Data provided>

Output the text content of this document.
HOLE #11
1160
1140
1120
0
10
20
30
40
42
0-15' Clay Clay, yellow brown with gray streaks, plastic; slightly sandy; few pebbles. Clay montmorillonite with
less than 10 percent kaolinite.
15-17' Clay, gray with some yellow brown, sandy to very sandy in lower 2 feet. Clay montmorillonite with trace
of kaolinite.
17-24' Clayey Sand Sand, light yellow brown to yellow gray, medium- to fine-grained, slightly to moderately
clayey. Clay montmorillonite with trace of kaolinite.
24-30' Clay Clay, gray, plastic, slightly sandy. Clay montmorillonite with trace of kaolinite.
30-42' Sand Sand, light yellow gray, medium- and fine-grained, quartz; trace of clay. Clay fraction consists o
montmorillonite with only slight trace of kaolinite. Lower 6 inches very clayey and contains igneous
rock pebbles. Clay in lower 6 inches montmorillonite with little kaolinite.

What you will do>
Copy every line in the entries above that has the string "inches" in it.

Exercise answer>
montmorillonite with only slight trace of kaolinite. Lower 6 inches very clayey and contains igneous
rock pebbles. Clay in lower 6 inches montmorillonite with little kaolinite.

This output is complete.